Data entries

——

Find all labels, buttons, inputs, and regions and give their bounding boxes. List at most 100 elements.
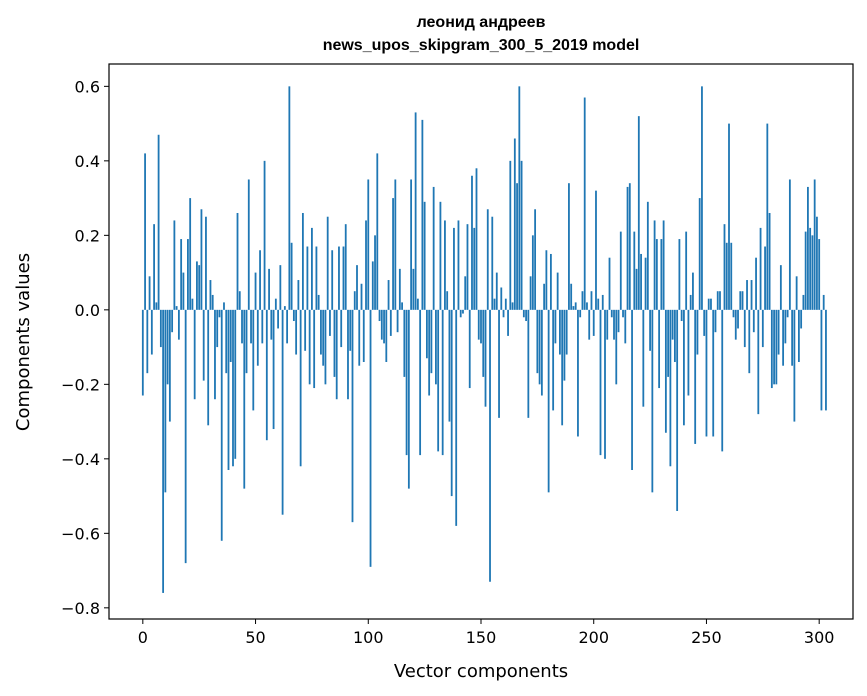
bar xyxy=(227,309,230,471)
bar xyxy=(173,220,176,310)
bar xyxy=(360,283,363,310)
bar xyxy=(680,309,683,322)
bar xyxy=(671,309,674,340)
bar xyxy=(784,309,787,344)
bar xyxy=(207,309,210,426)
bar xyxy=(254,272,257,310)
bar xyxy=(387,280,390,310)
bar xyxy=(615,309,618,385)
bar xyxy=(813,179,816,310)
bar xyxy=(730,242,733,310)
y-tick-label: 0.4 xyxy=(75,152,100,171)
bar xyxy=(561,309,564,426)
bar xyxy=(786,309,789,318)
bar xyxy=(295,309,298,355)
bar xyxy=(198,265,201,310)
bar xyxy=(495,272,498,310)
bar xyxy=(694,309,697,444)
bar xyxy=(403,309,406,377)
y-tick-label: −0.4 xyxy=(61,450,100,469)
bar xyxy=(358,309,361,366)
x-tick-label: 50 xyxy=(245,628,265,647)
bar xyxy=(353,291,356,310)
bar xyxy=(182,272,185,310)
bar xyxy=(365,220,367,310)
bar xyxy=(588,309,591,340)
bar xyxy=(177,309,180,340)
bar xyxy=(326,216,329,310)
bar xyxy=(689,294,692,310)
bar xyxy=(687,309,690,396)
bar xyxy=(608,257,611,310)
bar xyxy=(144,153,146,310)
bar xyxy=(439,201,442,310)
bar xyxy=(653,220,656,310)
y-tick-label: 0.2 xyxy=(75,226,100,245)
bar xyxy=(220,309,223,541)
bar xyxy=(385,309,388,362)
bar xyxy=(649,309,651,351)
bar xyxy=(646,201,649,310)
bar xyxy=(421,119,424,310)
bar xyxy=(279,265,282,310)
bar xyxy=(770,309,773,389)
bar xyxy=(288,86,291,310)
bar xyxy=(396,309,399,333)
bar xyxy=(238,291,241,310)
bar xyxy=(338,246,340,310)
bar xyxy=(529,276,532,310)
bar xyxy=(570,283,573,310)
bar xyxy=(721,309,724,452)
bar xyxy=(685,231,688,310)
bar xyxy=(748,309,751,374)
bar xyxy=(669,309,672,467)
bar xyxy=(793,309,796,422)
bar xyxy=(579,309,582,318)
bar xyxy=(752,309,755,333)
bar xyxy=(211,294,214,310)
bar xyxy=(232,309,234,467)
bar xyxy=(701,86,703,310)
bar xyxy=(394,179,397,310)
bar xyxy=(416,298,419,310)
bar xyxy=(171,309,174,333)
bar xyxy=(746,280,748,310)
bar xyxy=(563,309,566,381)
bar xyxy=(214,309,216,400)
bar xyxy=(631,309,633,471)
bar xyxy=(209,280,212,310)
bar xyxy=(236,212,239,310)
bar xyxy=(252,309,255,411)
bar xyxy=(234,309,237,459)
bar xyxy=(791,309,794,366)
bar xyxy=(200,209,203,310)
bar xyxy=(719,291,721,310)
bar xyxy=(313,309,316,389)
bar xyxy=(637,116,640,310)
bar xyxy=(513,138,516,310)
bar xyxy=(556,272,559,310)
bar xyxy=(599,309,602,456)
bar xyxy=(800,309,803,329)
bar xyxy=(166,309,169,385)
y-tick-label: −0.2 xyxy=(61,375,100,394)
bar xyxy=(518,86,521,310)
bar xyxy=(802,294,805,310)
bar xyxy=(619,231,622,310)
bar xyxy=(459,309,462,318)
bar xyxy=(482,309,485,377)
bar xyxy=(500,287,503,310)
bar xyxy=(299,309,302,467)
bar xyxy=(662,220,665,310)
bar xyxy=(243,309,246,489)
bar xyxy=(755,257,757,310)
bar xyxy=(622,309,624,318)
bar xyxy=(270,309,273,340)
bar xyxy=(175,306,178,310)
bar xyxy=(265,309,268,441)
bar xyxy=(522,309,525,318)
chart-subtitle: news_upos_skipgram_300_5_2019 model xyxy=(323,37,640,54)
bar xyxy=(777,309,780,355)
bar xyxy=(141,309,144,396)
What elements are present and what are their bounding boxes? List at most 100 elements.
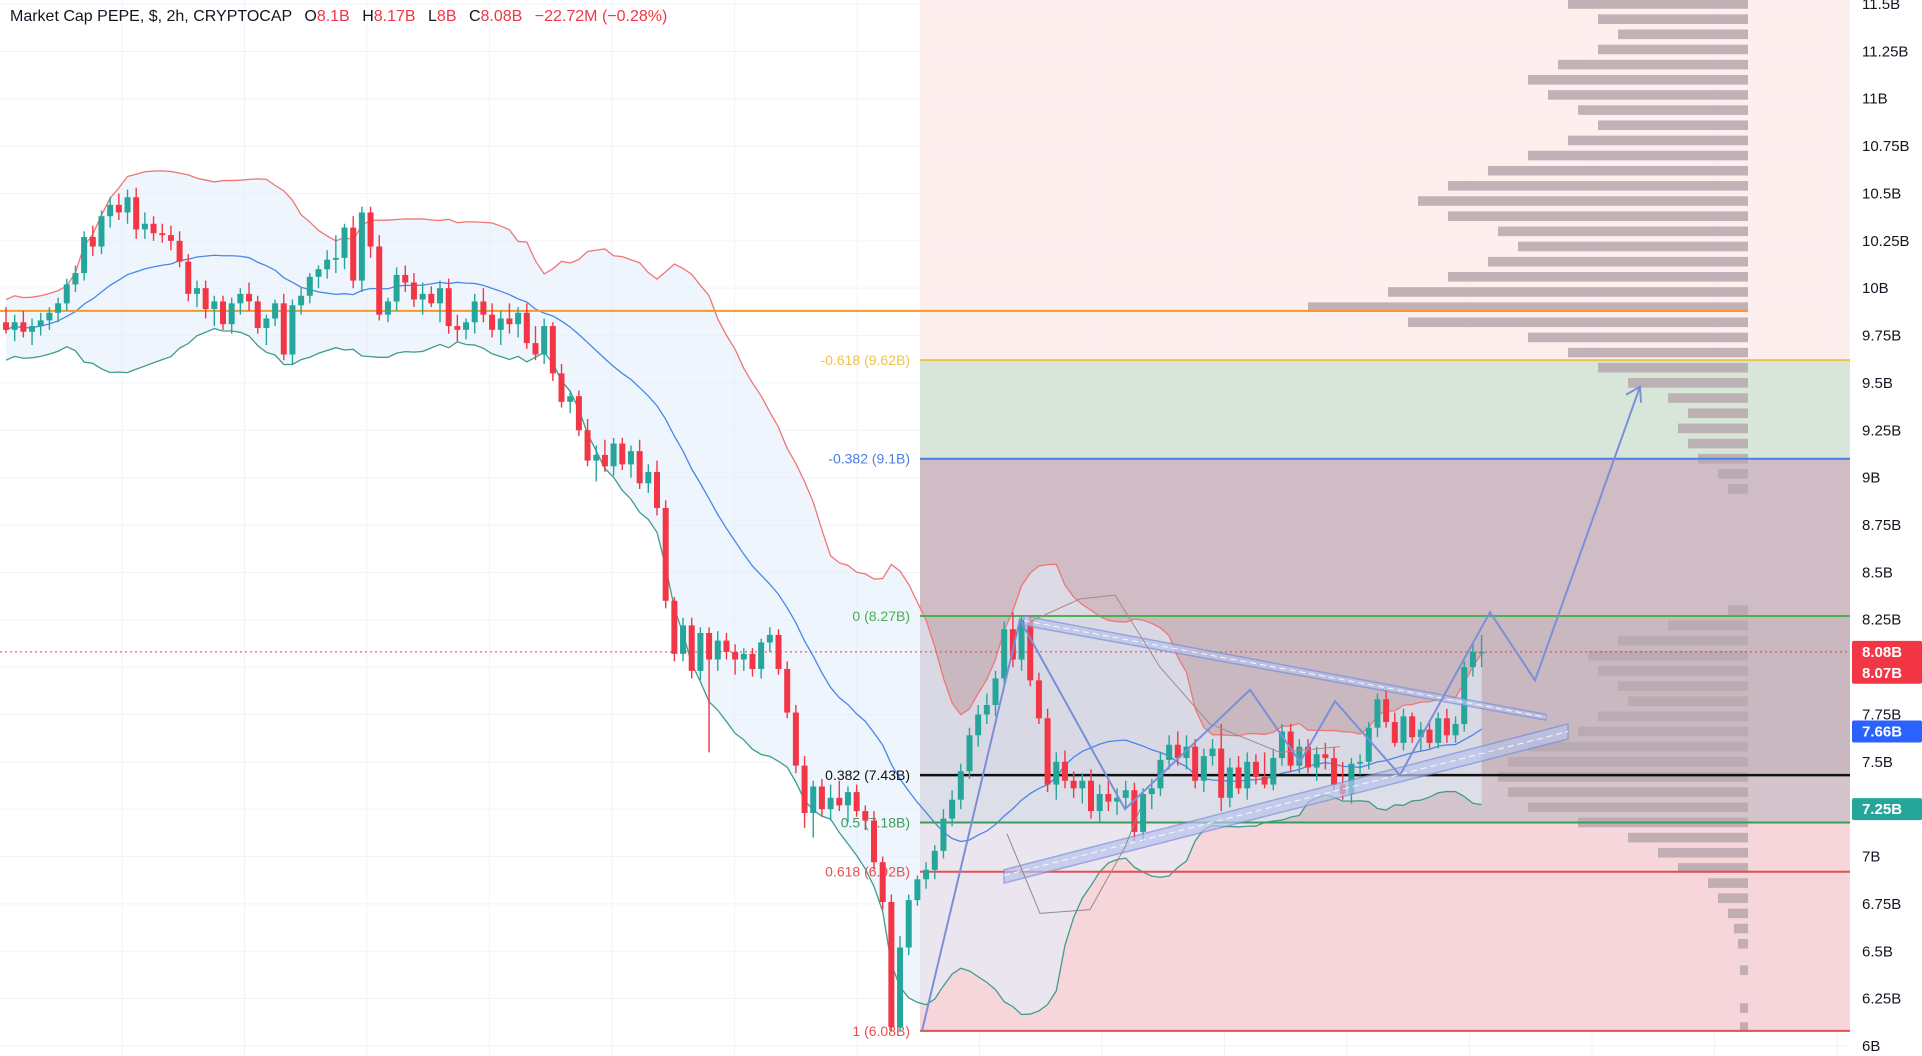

——

Please pull out every line in the entries above that contains the string "tick". Treat uppercase and lowercase as different.

y-tick-label: 0.4 xyxy=(75,152,100,171)
y-tick-label: −0.4 xyxy=(61,450,100,469)
x-tick-label: 50 xyxy=(245,628,265,647)
y-tick-label: 0.2 xyxy=(75,226,100,245)
y-tick-label: −0.2 xyxy=(61,375,100,394)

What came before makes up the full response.